→ **GOAL OF THE EXERCISE**
Please retype the records below exactly, leaving out any pictures.

→ **ENTRIES SUPPLIED**
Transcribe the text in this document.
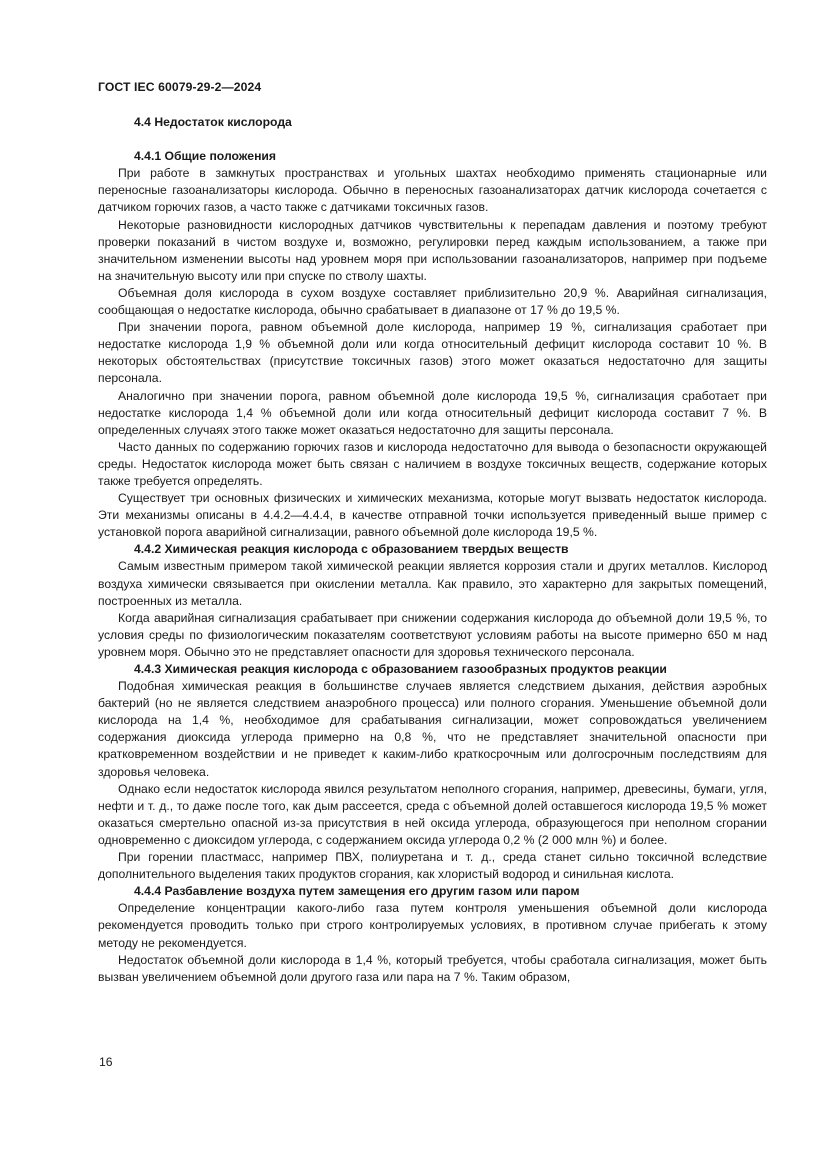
ГОСТ IEC 60079-29-2—2024
4.4 Недостаток кислорода
4.4.1 Общие положения

При работе в замкнутых пространствах и угольных шахтах необходимо применять стационарные или переносные газоанализаторы кислорода. Обычно в переносных газоанализаторах датчик кислорода сочетается с датчиком горючих газов, а часто также с датчиками токсичных газов.

Некоторые разновидности кислородных датчиков чувствительны к перепадам давления и поэтому требуют проверки показаний в чистом воздухе и, возможно, регулировки перед каждым использованием, а также при значительном изменении высоты над уровнем моря при использовании газоанализаторов, например при подъеме на значительную высоту или при спуске по стволу шахты.

Объемная доля кислорода в сухом воздухе составляет приблизительно 20,9 %. Аварийная сигнализация, сообщающая о недостатке кислорода, обычно срабатывает в диапазоне от 17 % до 19,5 %.

При значении порога, равном объемной доле кислорода, например 19 %, сигнализация сработает при недостатке кислорода 1,9 % объемной доли или когда относительный дефицит кислорода составит 10 %. В некоторых обстоятельствах (присутствие токсичных газов) этого может оказаться недостаточно для защиты персонала.

Аналогично при значении порога, равном объемной доле кислорода 19,5 %, сигнализация сработает при недостатке кислорода 1,4 % объемной доли или когда относительный дефицит кислорода составит 7 %. В определенных случаях этого также может оказаться недостаточно для защиты персонала.

Часто данных по содержанию горючих газов и кислорода недостаточно для вывода о безопасности окружающей среды. Недостаток кислорода может быть связан с наличием в воздухе токсичных веществ, содержание которых также требуется определять.

Существует три основных физических и химических механизма, которые могут вызвать недостаток кислорода. Эти механизмы описаны в 4.4.2—4.4.4, в качестве отправной точки используется приведенный выше пример с установкой порога аварийной сигнализации, равного объемной доле кислорода 19,5 %.

4.4.2 Химическая реакция кислорода с образованием твердых веществ

Самым известным примером такой химической реакции является коррозия стали и других металлов. Кислород воздуха химически связывается при окислении металла. Как правило, это характерно для закрытых помещений, построенных из металла.

Когда аварийная сигнализация срабатывает при снижении содержания кислорода до объемной доли 19,5 %, то условия среды по физиологическим показателям соответствуют условиям работы на высоте примерно 650 м над уровнем моря. Обычно это не представляет опасности для здоровья технического персонала.

4.4.3 Химическая реакция кислорода с образованием газообразных продуктов реакции

Подобная химическая реакция в большинстве случаев является следствием дыхания, действия аэробных бактерий (но не является следствием анаэробного процесса) или полного сгорания. Уменьшение объемной доли кислорода на 1,4 %, необходимое для срабатывания сигнализации, может сопровождаться увеличением содержания диоксида углерода примерно на 0,8 %, что не представляет значительной опасности при кратковременном воздействии и не приведет к каким-либо краткосрочным или долгосрочным последствиям для здоровья человека.

Однако если недостаток кислорода явился результатом неполного сгорания, например, древесины, бумаги, угля, нефти и т. д., то даже после того, как дым рассеется, среда с объемной долей оставшегося кислорода 19,5 % может оказаться смертельно опасной из-за присутствия в ней оксида углерода, образующегося при неполном сгорании одновременно с диоксидом углерода, с содержанием оксида углерода 0,2 % (2 000 млн %) и более.

При горении пластмасс, например ПВХ, полиуретана и т. д., среда станет сильно токсичной вследствие дополнительного выделения таких продуктов сгорания, как хлористый водород и синильная кислота.

4.4.4 Разбавление воздуха путем замещения его другим газом или паром

Определение концентрации какого-либо газа путем контроля уменьшения объемной доли кислорода рекомендуется проводить только при строго контролируемых условиях, в противном случае прибегать к этому методу не рекомендуется.

Недостаток объемной доли кислорода в 1,4 %, который требуется, чтобы сработала сигнализация, может быть вызван увеличением объемной доли другого газа или пара на 7 %. Таким образом,

16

→ **TASK ANSWER**
Transcribe the text in this document.
ГОСТ IEC 60079-29-2—2024
4.4 Недостаток кислорода
4.4.1 Общие положения

При работе в замкнутых пространствах и угольных шахтах необходимо применять стационарные или переносные газоанализаторы кислорода. Обычно в переносных газоанализаторах датчик кислорода сочетается с датчиком горючих газов, а часто также с датчиками токсичных газов.

Некоторые разновидности кислородных датчиков чувствительны к перепадам давления и поэтому требуют проверки показаний в чистом воздухе и, возможно, регулировки перед каждым использованием, а также при значительном изменении высоты над уровнем моря при использовании газоанализаторов, например при подъеме на значительную высоту или при спуске по стволу шахты.

Объемная доля кислорода в сухом воздухе составляет приблизительно 20,9 %. Аварийная сигнализация, сообщающая о недостатке кислорода, обычно срабатывает в диапазоне от 17 % до 19,5 %.

При значении порога, равном объемной доле кислорода, например 19 %, сигнализация сработает при недостатке кислорода 1,9 % объемной доли или когда относительный дефицит кислорода составит 10 %. В некоторых обстоятельствах (присутствие токсичных газов) этого может оказаться недостаточно для защиты персонала.

Аналогично при значении порога, равном объемной доле кислорода 19,5 %, сигнализация сработает при недостатке кислорода 1,4 % объемной доли или когда относительный дефицит кислорода составит 7 %. В определенных случаях этого также может оказаться недостаточно для защиты персонала.

Часто данных по содержанию горючих газов и кислорода недостаточно для вывода о безопасности окружающей среды. Недостаток кислорода может быть связан с наличием в воздухе токсичных веществ, содержание которых также требуется определять.

Существует три основных физических и химических механизма, которые могут вызвать недостаток кислорода. Эти механизмы описаны в 4.4.2—4.4.4, в качестве отправной точки используется приведенный выше пример с установкой порога аварийной сигнализации, равного объемной доле кислорода 19,5 %.

4.4.2 Химическая реакция кислорода с образованием твердых веществ

Самым известным примером такой химической реакции является коррозия стали и других металлов. Кислород воздуха химически связывается при окислении металла. Как правило, это характерно для закрытых помещений, построенных из металла.

Когда аварийная сигнализация срабатывает при снижении содержания кислорода до объемной доли 19,5 %, то условия среды по физиологическим показателям соответствуют условиям работы на высоте примерно 650 м над уровнем моря. Обычно это не представляет опасности для здоровья технического персонала.

4.4.3 Химическая реакция кислорода с образованием газообразных продуктов реакции

Подобная химическая реакция в большинстве случаев является следствием дыхания, действия аэробных бактерий (но не является следствием анаэробного процесса) или полного сгорания. Уменьшение объемной доли кислорода на 1,4 %, необходимое для срабатывания сигнализации, может сопровождаться увеличением содержания диоксида углерода примерно на 0,8 %, что не представляет значительной опасности при кратковременном воздействии и не приведет к каким-либо краткосрочным или долгосрочным последствиям для здоровья человека.

Однако если недостаток кислорода явился результатом неполного сгорания, например, древесины, бумаги, угля, нефти и т. д., то даже после того, как дым рассеется, среда с объемной долей оставшегося кислорода 19,5 % может оказаться смертельно опасной из-за присутствия в ней оксида углерода, образующегося при неполном сгорании одновременно с диоксидом углерода, с содержанием оксида углерода 0,2 % (2 000 млн %) и более.

При горении пластмасс, например ПВХ, полиуретана и т. д., среда станет сильно токсичной вследствие дополнительного выделения таких продуктов сгорания, как хлористый водород и синильная кислота.

4.4.4 Разбавление воздуха путем замещения его другим газом или паром

Определение концентрации какого-либо газа путем контроля уменьшения объемной доли кислорода рекомендуется проводить только при строго контролируемых условиях, в противном случае прибегать к этому методу не рекомендуется.

Недостаток объемной доли кислорода в 1,4 %, который требуется, чтобы сработала сигнализация, может быть вызван увеличением объемной доли другого газа или пара на 7 %. Таким образом,

16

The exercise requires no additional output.